— WHAT NEEDS TO BE DONE —
Each line should be copied exactly.

— Start PROVIDED MATERIAL —

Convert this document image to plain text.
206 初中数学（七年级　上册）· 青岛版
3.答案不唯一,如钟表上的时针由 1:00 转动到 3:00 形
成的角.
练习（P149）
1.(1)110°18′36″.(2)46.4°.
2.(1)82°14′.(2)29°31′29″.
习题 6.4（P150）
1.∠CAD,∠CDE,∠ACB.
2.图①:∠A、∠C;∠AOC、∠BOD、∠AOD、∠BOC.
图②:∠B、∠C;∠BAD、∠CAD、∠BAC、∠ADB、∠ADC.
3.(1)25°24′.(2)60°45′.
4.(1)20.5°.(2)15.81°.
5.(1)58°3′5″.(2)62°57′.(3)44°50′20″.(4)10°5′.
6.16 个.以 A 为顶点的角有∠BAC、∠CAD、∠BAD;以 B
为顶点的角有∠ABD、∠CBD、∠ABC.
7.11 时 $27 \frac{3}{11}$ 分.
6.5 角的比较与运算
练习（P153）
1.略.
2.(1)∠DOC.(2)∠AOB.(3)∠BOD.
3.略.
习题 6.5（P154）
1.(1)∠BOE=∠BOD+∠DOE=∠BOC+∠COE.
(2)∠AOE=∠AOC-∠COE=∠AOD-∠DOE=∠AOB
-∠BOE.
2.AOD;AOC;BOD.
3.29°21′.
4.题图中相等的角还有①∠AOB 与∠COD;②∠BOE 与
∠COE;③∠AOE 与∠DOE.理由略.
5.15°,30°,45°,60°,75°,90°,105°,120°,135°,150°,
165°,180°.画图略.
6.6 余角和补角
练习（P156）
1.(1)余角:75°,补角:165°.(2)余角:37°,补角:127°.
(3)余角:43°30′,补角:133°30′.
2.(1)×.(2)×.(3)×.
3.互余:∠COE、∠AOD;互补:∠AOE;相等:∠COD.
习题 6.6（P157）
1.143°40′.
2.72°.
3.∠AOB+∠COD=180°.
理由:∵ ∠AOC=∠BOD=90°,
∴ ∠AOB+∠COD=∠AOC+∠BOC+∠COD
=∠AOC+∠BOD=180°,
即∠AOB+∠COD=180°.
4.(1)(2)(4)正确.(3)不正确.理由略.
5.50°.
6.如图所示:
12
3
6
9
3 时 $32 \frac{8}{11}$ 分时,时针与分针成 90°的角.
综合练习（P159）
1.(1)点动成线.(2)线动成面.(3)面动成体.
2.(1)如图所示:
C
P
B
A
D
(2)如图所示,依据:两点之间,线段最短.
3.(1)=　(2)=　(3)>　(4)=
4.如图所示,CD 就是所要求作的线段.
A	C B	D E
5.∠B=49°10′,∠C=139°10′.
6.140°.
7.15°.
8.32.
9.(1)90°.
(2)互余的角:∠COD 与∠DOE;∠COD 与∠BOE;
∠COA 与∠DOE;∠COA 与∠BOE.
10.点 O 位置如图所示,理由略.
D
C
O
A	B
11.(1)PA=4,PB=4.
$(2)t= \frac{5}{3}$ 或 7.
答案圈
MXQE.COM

— End PROVIDED MATERIAL —

— THE OUTPUT —
Convert this document image to plain text.
206 初中数学（七年级　上册）· 青岛版
3.答案不唯一,如钟表上的时针由 1:00 转动到 3:00 形
成的角.
练习（P149）
1.(1)110°18′36″.(2)46.4°.
2.(1)82°14′.(2)29°31′29″.
习题 6.4（P150）
1.∠CAD,∠CDE,∠ACB.
2.图①:∠A、∠C;∠AOC、∠BOD、∠AOD、∠BOC.
图②:∠B、∠C;∠BAD、∠CAD、∠BAC、∠ADB、∠ADC.
3.(1)25°24′.(2)60°45′.
4.(1)20.5°.(2)15.81°.
5.(1)58°3′5″.(2)62°57′.(3)44°50′20″.(4)10°5′.
6.16 个.以 A 为顶点的角有∠BAC、∠CAD、∠BAD;以 B
为顶点的角有∠ABD、∠CBD、∠ABC.
7.11 时 $27 \frac{3}{11}$ 分.
6.5 角的比较与运算
练习（P153）
1.略.
2.(1)∠DOC.(2)∠AOB.(3)∠BOD.
3.略.
习题 6.5（P154）
1.(1)∠BOE=∠BOD+∠DOE=∠BOC+∠COE.
(2)∠AOE=∠AOC-∠COE=∠AOD-∠DOE=∠AOB
-∠BOE.
2.AOD;AOC;BOD.
3.29°21′.
4.题图中相等的角还有①∠AOB 与∠COD;②∠BOE 与
∠COE;③∠AOE 与∠DOE.理由略.
5.15°,30°,45°,60°,75°,90°,105°,120°,135°,150°,
165°,180°.画图略.
6.6 余角和补角
练习（P156）
1.(1)余角:75°,补角:165°.(2)余角:37°,补角:127°.
(3)余角:43°30′,补角:133°30′.
2.(1)×.(2)×.(3)×.
3.互余:∠COE、∠AOD;互补:∠AOE;相等:∠COD.
习题 6.6（P157）
1.143°40′.
2.72°.
3.∠AOB+∠COD=180°.
理由:∵ ∠AOC=∠BOD=90°,
∴ ∠AOB+∠COD=∠AOC+∠BOC+∠COD
=∠AOC+∠BOD=180°,
即∠AOB+∠COD=180°.
4.(1)(2)(4)正确.(3)不正确.理由略.
5.50°.
6.如图所示:
12
3
6
9
3 时 $32 \frac{8}{11}$ 分时,时针与分针成 90°的角.
综合练习（P159）
1.(1)点动成线.(2)线动成面.(3)面动成体.
2.(1)如图所示:
C
P
B
A
D
(2)如图所示,依据:两点之间,线段最短.
3.(1)=　(2)=　(3)>　(4)=
4.如图所示,CD 就是所要求作的线段.
A	C B	D E
5.∠B=49°10′,∠C=139°10′.
6.140°.
7.15°.
8.32.
9.(1)90°.
(2)互余的角:∠COD 与∠DOE;∠COD 与∠BOE;
∠COA 与∠DOE;∠COA 与∠BOE.
10.点 O 位置如图所示,理由略.
D
C
O
A	B
11.(1)PA=4,PB=4.
$(2)t= \frac{5}{3}$ 或 7.
答案圈
MXQE.COM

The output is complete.